[Start]
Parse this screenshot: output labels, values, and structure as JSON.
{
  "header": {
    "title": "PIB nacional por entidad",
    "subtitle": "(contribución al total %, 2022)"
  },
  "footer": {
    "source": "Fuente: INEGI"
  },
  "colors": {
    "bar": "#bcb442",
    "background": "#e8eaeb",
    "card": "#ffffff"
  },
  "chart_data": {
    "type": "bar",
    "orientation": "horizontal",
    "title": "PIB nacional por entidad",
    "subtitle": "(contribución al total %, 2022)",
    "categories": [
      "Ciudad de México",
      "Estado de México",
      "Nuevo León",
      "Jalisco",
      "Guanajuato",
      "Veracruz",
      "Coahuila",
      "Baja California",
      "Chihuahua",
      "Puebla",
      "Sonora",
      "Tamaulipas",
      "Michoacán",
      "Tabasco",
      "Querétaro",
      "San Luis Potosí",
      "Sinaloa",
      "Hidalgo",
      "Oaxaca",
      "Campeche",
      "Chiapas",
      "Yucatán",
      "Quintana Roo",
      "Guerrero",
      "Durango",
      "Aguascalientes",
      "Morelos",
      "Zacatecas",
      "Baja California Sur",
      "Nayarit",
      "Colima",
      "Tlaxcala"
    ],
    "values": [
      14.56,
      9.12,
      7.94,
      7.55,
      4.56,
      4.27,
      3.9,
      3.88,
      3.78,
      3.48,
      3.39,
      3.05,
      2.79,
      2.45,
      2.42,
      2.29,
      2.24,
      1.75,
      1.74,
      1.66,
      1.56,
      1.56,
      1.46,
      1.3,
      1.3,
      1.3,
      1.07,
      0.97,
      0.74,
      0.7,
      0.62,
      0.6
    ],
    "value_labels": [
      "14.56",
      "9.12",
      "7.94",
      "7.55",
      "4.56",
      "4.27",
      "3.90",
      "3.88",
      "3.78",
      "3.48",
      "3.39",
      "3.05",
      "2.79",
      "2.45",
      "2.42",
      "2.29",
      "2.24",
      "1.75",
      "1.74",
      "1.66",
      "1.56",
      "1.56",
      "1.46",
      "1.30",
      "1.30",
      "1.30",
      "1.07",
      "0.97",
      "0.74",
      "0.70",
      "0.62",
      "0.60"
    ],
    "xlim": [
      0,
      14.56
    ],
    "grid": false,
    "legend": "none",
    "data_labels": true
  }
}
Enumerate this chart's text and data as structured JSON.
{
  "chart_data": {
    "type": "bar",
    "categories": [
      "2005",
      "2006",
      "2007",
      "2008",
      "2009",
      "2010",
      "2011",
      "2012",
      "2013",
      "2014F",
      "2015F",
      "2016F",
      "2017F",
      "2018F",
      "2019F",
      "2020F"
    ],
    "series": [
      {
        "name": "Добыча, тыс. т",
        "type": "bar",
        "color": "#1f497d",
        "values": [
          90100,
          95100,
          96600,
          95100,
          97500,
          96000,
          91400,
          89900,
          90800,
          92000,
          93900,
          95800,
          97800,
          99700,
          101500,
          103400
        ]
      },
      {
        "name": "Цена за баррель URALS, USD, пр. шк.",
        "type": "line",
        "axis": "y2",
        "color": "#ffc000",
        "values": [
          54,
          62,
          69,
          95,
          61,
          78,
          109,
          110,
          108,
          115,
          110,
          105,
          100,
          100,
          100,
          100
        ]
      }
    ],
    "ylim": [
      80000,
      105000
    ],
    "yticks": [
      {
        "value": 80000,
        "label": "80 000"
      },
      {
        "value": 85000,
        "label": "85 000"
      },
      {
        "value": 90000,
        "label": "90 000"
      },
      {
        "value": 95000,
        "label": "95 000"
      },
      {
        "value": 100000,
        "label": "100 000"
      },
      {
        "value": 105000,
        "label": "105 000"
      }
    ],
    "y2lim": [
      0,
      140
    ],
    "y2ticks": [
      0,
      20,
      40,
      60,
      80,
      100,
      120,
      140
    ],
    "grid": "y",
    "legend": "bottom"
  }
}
[End]
Take the listing above and set it down exactly.

Parse this screenshot: output labels, values, and structure as JSON.
{
  "header": {
    "title": "PIB nacional por entidad",
    "subtitle": "(contribución al total %, 2022)"
  },
  "footer": {
    "source": "Fuente: INEGI"
  },
  "colors": {
    "bar": "#bcb442",
    "background": "#e8eaeb",
    "card": "#ffffff"
  },
  "chart_data": {
    "type": "bar",
    "orientation": "horizontal",
    "title": "PIB nacional por entidad",
    "subtitle": "(contribución al total %, 2022)",
    "categories": [
      "Ciudad de México",
      "Estado de México",
      "Nuevo León",
      "Jalisco",
      "Guanajuato",
      "Veracruz",
      "Coahuila",
      "Baja California",
      "Chihuahua",
      "Puebla",
      "Sonora",
      "Tamaulipas",
      "Michoacán",
      "Tabasco",
      "Querétaro",
      "San Luis Potosí",
      "Sinaloa",
      "Hidalgo",
      "Oaxaca",
      "Campeche",
      "Chiapas",
      "Yucatán",
      "Quintana Roo",
      "Guerrero",
      "Durango",
      "Aguascalientes",
      "Morelos",
      "Zacatecas",
      "Baja California Sur",
      "Nayarit",
      "Colima",
      "Tlaxcala"
    ],
    "values": [
      14.56,
      9.12,
      7.94,
      7.55,
      4.56,
      4.27,
      3.9,
      3.88,
      3.78,
      3.48,
      3.39,
      3.05,
      2.79,
      2.45,
      2.42,
      2.29,
      2.24,
      1.75,
      1.74,
      1.66,
      1.56,
      1.56,
      1.46,
      1.3,
      1.3,
      1.3,
      1.07,
      0.97,
      0.74,
      0.7,
      0.62,
      0.6
    ],
    "value_labels": [
      "14.56",
      "9.12",
      "7.94",
      "7.55",
      "4.56",
      "4.27",
      "3.90",
      "3.88",
      "3.78",
      "3.48",
      "3.39",
      "3.05",
      "2.79",
      "2.45",
      "2.42",
      "2.29",
      "2.24",
      "1.75",
      "1.74",
      "1.66",
      "1.56",
      "1.56",
      "1.46",
      "1.30",
      "1.30",
      "1.30",
      "1.07",
      "0.97",
      "0.74",
      "0.70",
      "0.62",
      "0.60"
    ],
    "xlim": [
      0,
      14.56
    ],
    "grid": false,
    "legend": "none",
    "data_labels": true
  }
}
Enumerate this chart's text and data as structured JSON.
{
  "chart_data": {
    "type": "bar",
    "categories": [
      "2005",
      "2006",
      "2007",
      "2008",
      "2009",
      "2010",
      "2011",
      "2012",
      "2013",
      "2014F",
      "2015F",
      "2016F",
      "2017F",
      "2018F",
      "2019F",
      "2020F"
    ],
    "series": [
      {
        "name": "Добыча, тыс. т",
        "type": "bar",
        "color": "#1f497d",
        "values": [
          90100,
          95100,
          96600,
          95100,
          97500,
          96000,
          91400,
          89900,
          90800,
          92000,
          93900,
          95800,
          97800,
          99700,
          101500,
          103400
        ]
      },
      {
        "name": "Цена за баррель URALS, USD, пр. шк.",
        "type": "line",
        "axis": "y2",
        "color": "#ffc000",
        "values": [
          54,
          62,
          69,
          95,
          61,
          78,
          109,
          110,
          108,
          115,
          110,
          105,
          100,
          100,
          100,
          100
        ]
      }
    ],
    "ylim": [
      80000,
      105000
    ],
    "yticks": [
      {
        "value": 80000,
        "label": "80 000"
      },
      {
        "value": 85000,
        "label": "85 000"
      },
      {
        "value": 90000,
        "label": "90 000"
      },
      {
        "value": 95000,
        "label": "95 000"
      },
      {
        "value": 100000,
        "label": "100 000"
      },
      {
        "value": 105000,
        "label": "105 000"
      }
    ],
    "y2lim": [
      0,
      140
    ],
    "y2ticks": [
      0,
      20,
      40,
      60,
      80,
      100,
      120,
      140
    ],
    "grid": "y",
    "legend": "bottom"
  }
}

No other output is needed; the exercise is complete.